**Aim**
Search the listing below for the string "hint" and show each line that contains it.

**Material provided**
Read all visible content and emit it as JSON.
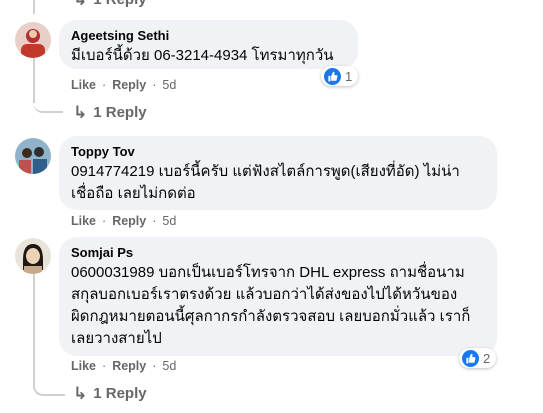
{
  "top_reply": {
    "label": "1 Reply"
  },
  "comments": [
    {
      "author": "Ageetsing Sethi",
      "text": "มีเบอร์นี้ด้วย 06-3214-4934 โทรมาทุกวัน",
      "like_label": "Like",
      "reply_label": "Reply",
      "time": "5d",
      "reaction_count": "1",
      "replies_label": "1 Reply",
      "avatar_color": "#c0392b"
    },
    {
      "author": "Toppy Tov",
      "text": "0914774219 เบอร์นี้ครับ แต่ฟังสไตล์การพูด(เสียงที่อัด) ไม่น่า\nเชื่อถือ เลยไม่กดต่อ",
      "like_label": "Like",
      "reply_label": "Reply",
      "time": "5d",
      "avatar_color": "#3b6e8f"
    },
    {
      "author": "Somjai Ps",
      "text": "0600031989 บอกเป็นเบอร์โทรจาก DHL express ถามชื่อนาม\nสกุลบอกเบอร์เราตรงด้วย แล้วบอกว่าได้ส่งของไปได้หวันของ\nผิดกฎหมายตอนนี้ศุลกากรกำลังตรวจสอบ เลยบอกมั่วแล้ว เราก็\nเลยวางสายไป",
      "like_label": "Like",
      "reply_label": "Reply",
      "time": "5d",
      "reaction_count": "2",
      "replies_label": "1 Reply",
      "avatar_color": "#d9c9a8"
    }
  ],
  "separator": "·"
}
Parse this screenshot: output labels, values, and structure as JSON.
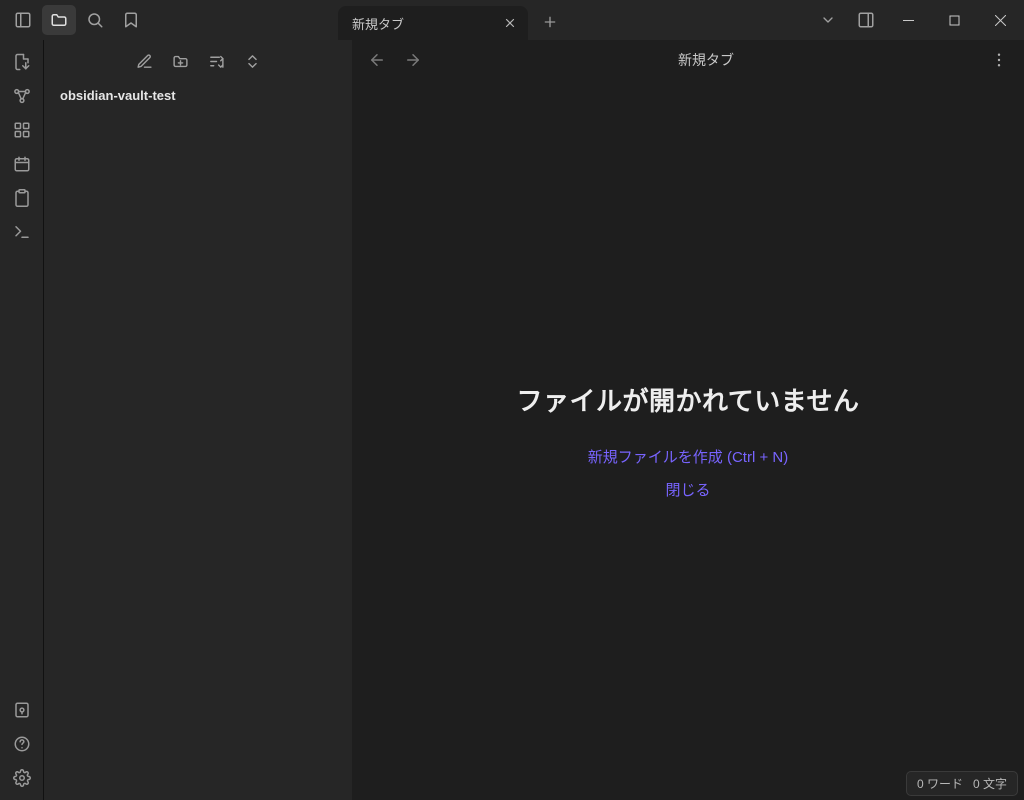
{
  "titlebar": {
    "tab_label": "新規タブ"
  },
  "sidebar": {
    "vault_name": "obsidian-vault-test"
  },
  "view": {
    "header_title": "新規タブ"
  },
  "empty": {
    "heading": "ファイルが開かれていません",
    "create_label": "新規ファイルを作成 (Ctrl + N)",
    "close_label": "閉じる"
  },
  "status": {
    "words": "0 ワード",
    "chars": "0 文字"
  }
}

* * *

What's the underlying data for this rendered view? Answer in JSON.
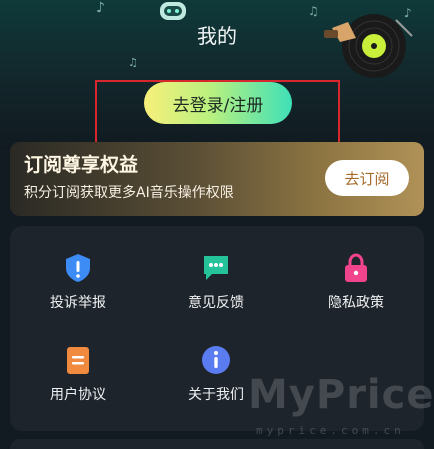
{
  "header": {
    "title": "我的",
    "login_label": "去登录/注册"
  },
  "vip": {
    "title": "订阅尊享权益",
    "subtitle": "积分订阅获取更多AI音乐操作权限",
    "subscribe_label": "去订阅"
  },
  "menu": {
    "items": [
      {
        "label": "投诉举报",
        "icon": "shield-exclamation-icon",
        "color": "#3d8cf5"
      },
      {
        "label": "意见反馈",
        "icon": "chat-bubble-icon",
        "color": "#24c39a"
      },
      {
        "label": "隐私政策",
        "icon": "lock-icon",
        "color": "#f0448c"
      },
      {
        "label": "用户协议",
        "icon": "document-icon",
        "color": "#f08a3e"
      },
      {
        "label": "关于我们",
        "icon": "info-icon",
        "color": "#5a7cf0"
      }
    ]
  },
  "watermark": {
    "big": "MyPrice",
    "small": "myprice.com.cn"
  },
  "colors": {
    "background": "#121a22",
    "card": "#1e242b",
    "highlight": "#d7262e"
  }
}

--

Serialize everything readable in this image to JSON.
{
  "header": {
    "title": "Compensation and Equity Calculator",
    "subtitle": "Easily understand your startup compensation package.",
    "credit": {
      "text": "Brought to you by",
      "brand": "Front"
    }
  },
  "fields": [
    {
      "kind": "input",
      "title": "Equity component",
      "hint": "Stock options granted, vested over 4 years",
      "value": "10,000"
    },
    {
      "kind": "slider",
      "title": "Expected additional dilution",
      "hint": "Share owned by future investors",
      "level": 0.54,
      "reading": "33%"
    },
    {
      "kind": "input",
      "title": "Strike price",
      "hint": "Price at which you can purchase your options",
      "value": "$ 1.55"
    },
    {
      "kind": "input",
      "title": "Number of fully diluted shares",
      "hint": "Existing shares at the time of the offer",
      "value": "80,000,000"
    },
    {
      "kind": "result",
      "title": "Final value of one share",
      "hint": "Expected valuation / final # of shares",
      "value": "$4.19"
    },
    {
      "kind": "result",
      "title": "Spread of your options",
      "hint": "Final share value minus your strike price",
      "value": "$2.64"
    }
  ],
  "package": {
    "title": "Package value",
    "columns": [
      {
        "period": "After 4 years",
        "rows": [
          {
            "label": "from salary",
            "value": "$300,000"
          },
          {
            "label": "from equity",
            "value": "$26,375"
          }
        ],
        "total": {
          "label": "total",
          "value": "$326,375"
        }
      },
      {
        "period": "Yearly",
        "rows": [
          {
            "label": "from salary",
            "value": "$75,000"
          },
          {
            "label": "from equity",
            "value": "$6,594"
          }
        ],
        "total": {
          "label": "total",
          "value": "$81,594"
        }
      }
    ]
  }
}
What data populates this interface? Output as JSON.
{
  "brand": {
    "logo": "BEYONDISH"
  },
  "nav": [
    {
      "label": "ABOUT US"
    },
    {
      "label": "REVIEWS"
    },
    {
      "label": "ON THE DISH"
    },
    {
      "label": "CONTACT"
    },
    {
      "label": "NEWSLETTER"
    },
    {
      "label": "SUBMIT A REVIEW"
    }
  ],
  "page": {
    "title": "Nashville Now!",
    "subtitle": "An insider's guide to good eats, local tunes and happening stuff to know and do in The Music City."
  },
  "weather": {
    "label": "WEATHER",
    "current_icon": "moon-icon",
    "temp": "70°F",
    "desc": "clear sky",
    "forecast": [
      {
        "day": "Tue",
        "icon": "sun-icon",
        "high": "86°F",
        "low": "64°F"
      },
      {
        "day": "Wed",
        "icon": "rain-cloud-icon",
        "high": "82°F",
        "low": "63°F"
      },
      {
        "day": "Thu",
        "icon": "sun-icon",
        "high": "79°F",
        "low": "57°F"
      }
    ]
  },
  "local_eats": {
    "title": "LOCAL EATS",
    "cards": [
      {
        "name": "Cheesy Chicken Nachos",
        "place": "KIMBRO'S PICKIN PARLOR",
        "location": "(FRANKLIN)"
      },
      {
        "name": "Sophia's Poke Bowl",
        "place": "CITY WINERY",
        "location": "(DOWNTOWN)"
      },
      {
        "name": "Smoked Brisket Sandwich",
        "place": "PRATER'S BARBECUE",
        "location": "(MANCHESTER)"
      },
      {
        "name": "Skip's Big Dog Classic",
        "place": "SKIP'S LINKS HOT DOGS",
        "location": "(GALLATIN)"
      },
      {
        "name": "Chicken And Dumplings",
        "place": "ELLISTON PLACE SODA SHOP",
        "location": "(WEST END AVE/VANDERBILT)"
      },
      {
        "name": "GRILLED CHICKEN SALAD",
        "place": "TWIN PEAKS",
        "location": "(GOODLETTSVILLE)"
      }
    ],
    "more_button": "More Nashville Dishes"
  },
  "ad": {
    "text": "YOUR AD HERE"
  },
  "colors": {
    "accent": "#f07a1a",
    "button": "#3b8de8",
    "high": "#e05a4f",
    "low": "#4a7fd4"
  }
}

**Worked answer**
      "hint": "Stock options granted, vested over 4 years",
      "hint": "Share owned by future investors",
      "hint": "Price at which you can purchase your options",
      "hint": "Existing shares at the time of the offer",
      "hint": "Expected valuation / final # of shares",
      "hint": "Final share value minus your strike price",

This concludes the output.